BEGIN
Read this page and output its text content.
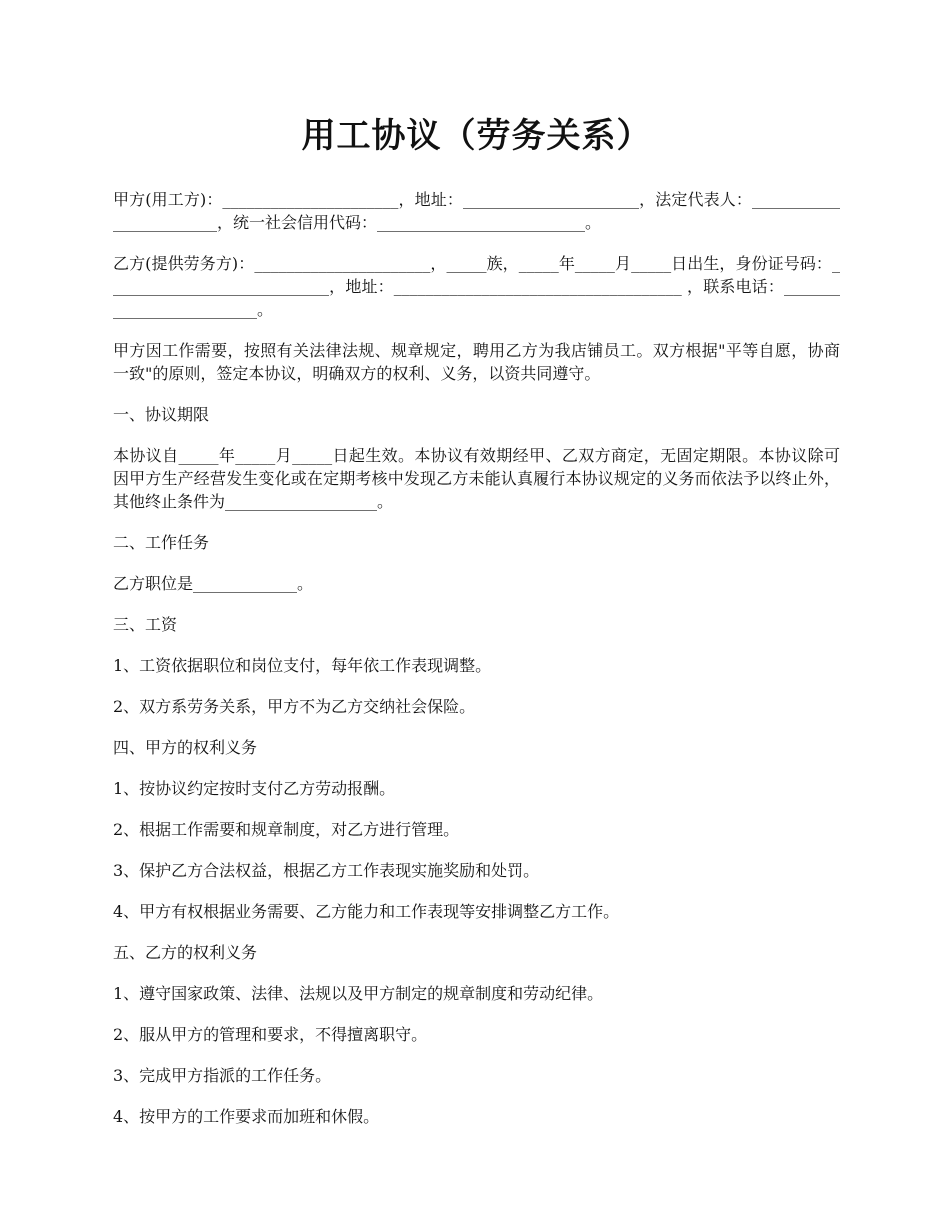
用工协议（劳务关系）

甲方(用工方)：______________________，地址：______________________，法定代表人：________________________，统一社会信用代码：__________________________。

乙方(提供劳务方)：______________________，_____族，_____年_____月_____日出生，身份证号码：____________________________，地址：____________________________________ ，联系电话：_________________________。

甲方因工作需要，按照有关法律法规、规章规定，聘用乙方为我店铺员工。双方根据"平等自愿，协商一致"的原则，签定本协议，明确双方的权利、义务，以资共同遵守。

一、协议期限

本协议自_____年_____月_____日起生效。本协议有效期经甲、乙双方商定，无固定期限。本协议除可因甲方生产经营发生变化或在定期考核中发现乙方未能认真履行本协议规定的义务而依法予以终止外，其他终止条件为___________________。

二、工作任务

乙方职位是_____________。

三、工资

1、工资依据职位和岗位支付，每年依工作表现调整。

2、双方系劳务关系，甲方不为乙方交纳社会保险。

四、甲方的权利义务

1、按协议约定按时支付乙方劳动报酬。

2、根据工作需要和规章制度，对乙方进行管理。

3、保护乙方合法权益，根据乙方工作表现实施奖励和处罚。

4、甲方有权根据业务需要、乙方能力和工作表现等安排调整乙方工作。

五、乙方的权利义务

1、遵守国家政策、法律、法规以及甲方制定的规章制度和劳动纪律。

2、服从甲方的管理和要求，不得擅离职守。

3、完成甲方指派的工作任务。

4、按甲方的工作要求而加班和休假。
END
- Set task -
Restate the whole of the material word for word without the pictures.

- Final result -
Read this page and output its text content.
用工协议（劳务关系）

甲方(用工方)：______________________，地址：______________________，法定代表人：________________________，统一社会信用代码：__________________________。

乙方(提供劳务方)：______________________，_____族，_____年_____月_____日出生，身份证号码：____________________________，地址：____________________________________ ，联系电话：_________________________。

甲方因工作需要，按照有关法律法规、规章规定，聘用乙方为我店铺员工。双方根据"平等自愿，协商一致"的原则，签定本协议，明确双方的权利、义务，以资共同遵守。

一、协议期限

本协议自_____年_____月_____日起生效。本协议有效期经甲、乙双方商定，无固定期限。本协议除可因甲方生产经营发生变化或在定期考核中发现乙方未能认真履行本协议规定的义务而依法予以终止外，其他终止条件为___________________。

二、工作任务

乙方职位是_____________。

三、工资

1、工资依据职位和岗位支付，每年依工作表现调整。

2、双方系劳务关系，甲方不为乙方交纳社会保险。

四、甲方的权利义务

1、按协议约定按时支付乙方劳动报酬。

2、根据工作需要和规章制度，对乙方进行管理。

3、保护乙方合法权益，根据乙方工作表现实施奖励和处罚。

4、甲方有权根据业务需要、乙方能力和工作表现等安排调整乙方工作。

五、乙方的权利义务

1、遵守国家政策、法律、法规以及甲方制定的规章制度和劳动纪律。

2、服从甲方的管理和要求，不得擅离职守。

3、完成甲方指派的工作任务。

4、按甲方的工作要求而加班和休假。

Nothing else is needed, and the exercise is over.